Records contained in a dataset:
============================================================

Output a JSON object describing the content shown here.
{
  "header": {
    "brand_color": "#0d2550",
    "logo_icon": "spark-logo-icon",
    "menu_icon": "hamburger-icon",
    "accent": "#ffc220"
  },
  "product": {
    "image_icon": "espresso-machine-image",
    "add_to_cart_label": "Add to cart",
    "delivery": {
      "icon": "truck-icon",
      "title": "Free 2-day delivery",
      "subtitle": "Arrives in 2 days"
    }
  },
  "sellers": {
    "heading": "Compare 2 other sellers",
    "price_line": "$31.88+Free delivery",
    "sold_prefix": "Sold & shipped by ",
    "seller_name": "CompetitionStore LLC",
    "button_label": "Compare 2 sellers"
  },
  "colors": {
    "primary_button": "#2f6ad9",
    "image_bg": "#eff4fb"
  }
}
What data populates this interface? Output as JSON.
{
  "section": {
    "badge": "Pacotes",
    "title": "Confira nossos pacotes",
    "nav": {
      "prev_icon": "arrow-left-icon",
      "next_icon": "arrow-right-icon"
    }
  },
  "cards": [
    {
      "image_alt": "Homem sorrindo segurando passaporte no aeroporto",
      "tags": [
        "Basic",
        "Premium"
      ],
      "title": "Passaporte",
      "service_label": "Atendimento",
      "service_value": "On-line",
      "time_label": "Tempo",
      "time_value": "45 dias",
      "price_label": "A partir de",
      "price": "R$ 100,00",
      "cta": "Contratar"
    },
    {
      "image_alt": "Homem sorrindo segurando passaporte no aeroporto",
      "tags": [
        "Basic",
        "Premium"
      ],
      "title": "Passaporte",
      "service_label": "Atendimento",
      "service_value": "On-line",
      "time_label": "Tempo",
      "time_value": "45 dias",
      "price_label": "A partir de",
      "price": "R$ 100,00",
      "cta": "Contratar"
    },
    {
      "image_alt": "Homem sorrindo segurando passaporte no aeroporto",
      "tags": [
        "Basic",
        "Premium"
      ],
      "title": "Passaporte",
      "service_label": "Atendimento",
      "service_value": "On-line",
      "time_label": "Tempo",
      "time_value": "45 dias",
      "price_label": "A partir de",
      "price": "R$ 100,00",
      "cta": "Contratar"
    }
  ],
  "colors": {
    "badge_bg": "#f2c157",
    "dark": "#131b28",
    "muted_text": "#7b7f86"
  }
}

============================================================

## Exercise description
Reproduce the records above exactly as they appear.

## Exercise result
Output a JSON object describing the content shown here.
{
  "header": {
    "brand_color": "#0d2550",
    "logo_icon": "spark-logo-icon",
    "menu_icon": "hamburger-icon",
    "accent": "#ffc220"
  },
  "product": {
    "image_icon": "espresso-machine-image",
    "add_to_cart_label": "Add to cart",
    "delivery": {
      "icon": "truck-icon",
      "title": "Free 2-day delivery",
      "subtitle": "Arrives in 2 days"
    }
  },
  "sellers": {
    "heading": "Compare 2 other sellers",
    "price_line": "$31.88+Free delivery",
    "sold_prefix": "Sold & shipped by ",
    "seller_name": "CompetitionStore LLC",
    "button_label": "Compare 2 sellers"
  },
  "colors": {
    "primary_button": "#2f6ad9",
    "image_bg": "#eff4fb"
  }
}
What data populates this interface? Output as JSON.
{
  "section": {
    "badge": "Pacotes",
    "title": "Confira nossos pacotes",
    "nav": {
      "prev_icon": "arrow-left-icon",
      "next_icon": "arrow-right-icon"
    }
  },
  "cards": [
    {
      "image_alt": "Homem sorrindo segurando passaporte no aeroporto",
      "tags": [
        "Basic",
        "Premium"
      ],
      "title": "Passaporte",
      "service_label": "Atendimento",
      "service_value": "On-line",
      "time_label": "Tempo",
      "time_value": "45 dias",
      "price_label": "A partir de",
      "price": "R$ 100,00",
      "cta": "Contratar"
    },
    {
      "image_alt": "Homem sorrindo segurando passaporte no aeroporto",
      "tags": [
        "Basic",
        "Premium"
      ],
      "title": "Passaporte",
      "service_label": "Atendimento",
      "service_value": "On-line",
      "time_label": "Tempo",
      "time_value": "45 dias",
      "price_label": "A partir de",
      "price": "R$ 100,00",
      "cta": "Contratar"
    },
    {
      "image_alt": "Homem sorrindo segurando passaporte no aeroporto",
      "tags": [
        "Basic",
        "Premium"
      ],
      "title": "Passaporte",
      "service_label": "Atendimento",
      "service_value": "On-line",
      "time_label": "Tempo",
      "time_value": "45 dias",
      "price_label": "A partir de",
      "price": "R$ 100,00",
      "cta": "Contratar"
    }
  ],
  "colors": {
    "badge_bg": "#f2c157",
    "dark": "#131b28",
    "muted_text": "#7b7f86"
  }
}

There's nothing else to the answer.